◆ INSTRUCTIONS TO FOLLOW: Reproduce the material below with "x-axis-tick" substituted for every "x-tick-label" and nothing else changed. Omit the pictures.

Stored dataset items
——
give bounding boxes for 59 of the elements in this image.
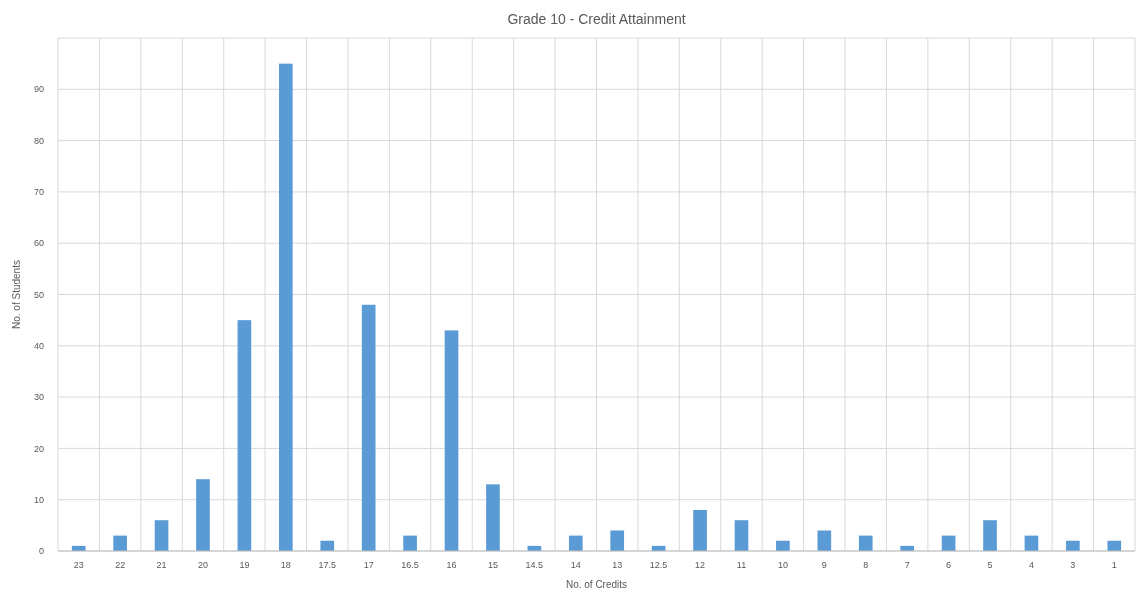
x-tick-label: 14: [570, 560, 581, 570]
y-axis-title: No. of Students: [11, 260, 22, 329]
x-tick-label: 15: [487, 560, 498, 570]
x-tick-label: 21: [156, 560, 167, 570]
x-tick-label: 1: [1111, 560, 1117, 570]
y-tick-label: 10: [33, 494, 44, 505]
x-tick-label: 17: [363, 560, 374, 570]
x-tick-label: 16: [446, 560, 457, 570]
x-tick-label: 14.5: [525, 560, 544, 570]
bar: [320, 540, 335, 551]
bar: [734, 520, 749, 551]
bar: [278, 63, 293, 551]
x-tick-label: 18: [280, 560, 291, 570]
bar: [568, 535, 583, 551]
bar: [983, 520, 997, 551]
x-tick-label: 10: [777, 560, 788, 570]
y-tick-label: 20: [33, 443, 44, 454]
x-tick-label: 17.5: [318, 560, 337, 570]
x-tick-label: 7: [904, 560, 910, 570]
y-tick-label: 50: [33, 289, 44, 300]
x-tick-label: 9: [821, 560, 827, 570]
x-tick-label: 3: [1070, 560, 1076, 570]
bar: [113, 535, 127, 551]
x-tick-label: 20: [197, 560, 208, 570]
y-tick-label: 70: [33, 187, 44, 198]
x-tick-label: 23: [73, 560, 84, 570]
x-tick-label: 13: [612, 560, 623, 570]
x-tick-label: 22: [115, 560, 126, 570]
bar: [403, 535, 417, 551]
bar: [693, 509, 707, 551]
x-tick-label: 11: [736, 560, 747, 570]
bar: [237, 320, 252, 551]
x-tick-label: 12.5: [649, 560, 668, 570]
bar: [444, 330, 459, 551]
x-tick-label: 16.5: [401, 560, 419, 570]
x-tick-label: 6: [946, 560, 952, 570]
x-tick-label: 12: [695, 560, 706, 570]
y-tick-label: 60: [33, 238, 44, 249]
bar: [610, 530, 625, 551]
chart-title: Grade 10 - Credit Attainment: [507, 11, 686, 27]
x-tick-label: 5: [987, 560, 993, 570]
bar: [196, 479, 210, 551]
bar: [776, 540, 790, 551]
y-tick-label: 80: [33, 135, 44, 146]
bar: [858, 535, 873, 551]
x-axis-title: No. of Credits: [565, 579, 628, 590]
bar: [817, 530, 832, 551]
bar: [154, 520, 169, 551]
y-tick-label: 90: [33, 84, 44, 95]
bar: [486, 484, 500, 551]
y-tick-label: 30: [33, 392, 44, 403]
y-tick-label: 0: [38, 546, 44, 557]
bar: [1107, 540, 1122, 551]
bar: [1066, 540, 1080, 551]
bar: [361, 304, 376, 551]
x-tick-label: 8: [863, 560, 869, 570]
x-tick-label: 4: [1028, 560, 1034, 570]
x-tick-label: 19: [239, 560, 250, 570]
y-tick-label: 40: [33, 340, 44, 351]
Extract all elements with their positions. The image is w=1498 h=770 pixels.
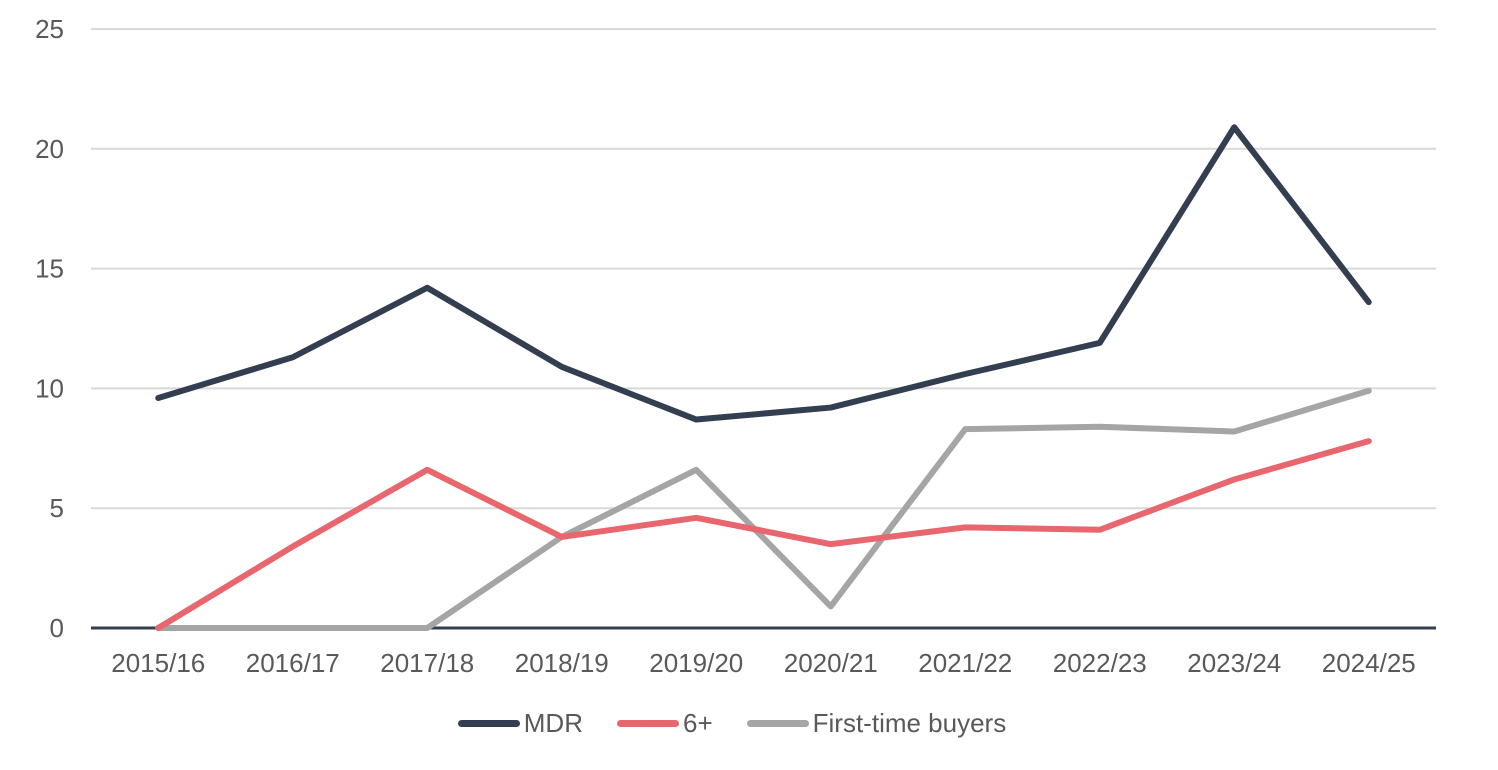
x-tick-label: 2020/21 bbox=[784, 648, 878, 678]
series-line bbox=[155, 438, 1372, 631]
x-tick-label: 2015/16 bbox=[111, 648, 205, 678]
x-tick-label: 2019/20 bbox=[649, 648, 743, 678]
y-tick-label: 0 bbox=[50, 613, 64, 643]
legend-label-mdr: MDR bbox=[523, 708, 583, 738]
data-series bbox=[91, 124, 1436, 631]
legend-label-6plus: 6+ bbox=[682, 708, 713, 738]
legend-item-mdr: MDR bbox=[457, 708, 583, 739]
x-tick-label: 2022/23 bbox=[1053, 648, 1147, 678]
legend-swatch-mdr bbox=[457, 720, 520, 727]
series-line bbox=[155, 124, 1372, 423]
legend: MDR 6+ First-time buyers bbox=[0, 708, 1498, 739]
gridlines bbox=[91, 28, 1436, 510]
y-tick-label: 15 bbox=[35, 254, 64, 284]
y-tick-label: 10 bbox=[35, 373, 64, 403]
——
◆ OUTPUT FOR THIS TASK:
give bounding boxes for 59 of the elements in this image.
x-axis-tick: 14: [570, 560, 581, 570]
y-axis-title: No. of Students: [11, 260, 22, 329]
x-axis-tick: 15: [487, 560, 498, 570]
x-axis-tick: 21: [156, 560, 167, 570]
x-axis-tick: 1: [1111, 560, 1117, 570]
y-tick-label: 10: [33, 494, 44, 505]
x-axis-tick: 17: [363, 560, 374, 570]
x-axis-tick: 16: [446, 560, 457, 570]
x-axis-tick: 14.5: [525, 560, 544, 570]
bar: [320, 540, 335, 551]
bar: [734, 520, 749, 551]
bar: [278, 63, 293, 551]
x-axis-tick: 18: [280, 560, 291, 570]
bar: [568, 535, 583, 551]
bar: [983, 520, 997, 551]
x-axis-tick: 10: [777, 560, 788, 570]
y-tick-label: 20: [33, 443, 44, 454]
x-axis-tick: 17.5: [318, 560, 337, 570]
x-axis-tick: 7: [904, 560, 910, 570]
y-tick-label: 50: [33, 289, 44, 300]
x-axis-tick: 9: [821, 560, 827, 570]
x-axis-tick: 3: [1070, 560, 1076, 570]
bar: [113, 535, 127, 551]
x-axis-tick: 20: [197, 560, 208, 570]
y-tick-label: 70: [33, 187, 44, 198]
x-axis-tick: 23: [73, 560, 84, 570]
x-axis-tick: 13: [612, 560, 623, 570]
x-axis-tick: 22: [115, 560, 126, 570]
bar: [403, 535, 417, 551]
bar: [693, 509, 707, 551]
x-axis-tick: 11: [736, 560, 747, 570]
bar: [237, 320, 252, 551]
x-axis-tick: 12.5: [649, 560, 668, 570]
bar: [444, 330, 459, 551]
x-axis-tick: 16.5: [401, 560, 419, 570]
x-axis-tick: 6: [946, 560, 952, 570]
x-axis-tick: 12: [695, 560, 706, 570]
y-tick-label: 60: [33, 238, 44, 249]
bar: [610, 530, 625, 551]
chart-title: Grade 10 - Credit Attainment: [507, 11, 686, 27]
x-axis-tick: 5: [987, 560, 993, 570]
bar: [196, 479, 210, 551]
bar: [776, 540, 790, 551]
y-tick-label: 80: [33, 135, 44, 146]
bar: [858, 535, 873, 551]
x-axis-title: No. of Credits: [565, 579, 628, 590]
bar: [817, 530, 832, 551]
bar: [154, 520, 169, 551]
y-tick-label: 90: [33, 84, 44, 95]
bar: [486, 484, 500, 551]
y-tick-label: 30: [33, 392, 44, 403]
y-tick-label: 0: [38, 546, 44, 557]
bar: [1107, 540, 1122, 551]
bar: [1066, 540, 1080, 551]
bar: [361, 304, 376, 551]
x-axis-tick: 8: [863, 560, 869, 570]
x-axis-tick: 4: [1028, 560, 1034, 570]
x-axis-tick: 19: [239, 560, 250, 570]
y-tick-label: 40: [33, 340, 44, 351]
Extract all elements with their positions. The image is w=1498 h=770 pixels.
x-axis-tick: 2020/21 bbox=[784, 648, 878, 678]
series-line bbox=[155, 438, 1372, 631]
x-axis-tick: 2015/16 bbox=[111, 648, 205, 678]
x-axis-tick: 2019/20 bbox=[649, 648, 743, 678]
y-tick-label: 0 bbox=[50, 613, 64, 643]
legend-label-mdr: MDR bbox=[523, 708, 583, 738]
data-series bbox=[91, 124, 1436, 631]
legend-label-6plus: 6+ bbox=[682, 708, 713, 738]
legend-item-mdr: MDR bbox=[457, 708, 583, 739]
x-axis-tick: 2022/23 bbox=[1053, 648, 1147, 678]
legend-swatch-mdr bbox=[457, 720, 520, 727]
series-line bbox=[155, 124, 1372, 423]
legend: MDR 6+ First-time buyers bbox=[0, 708, 1498, 739]
gridlines bbox=[91, 28, 1436, 510]
y-tick-label: 15 bbox=[35, 254, 64, 284]
y-tick-label: 10 bbox=[35, 373, 64, 403]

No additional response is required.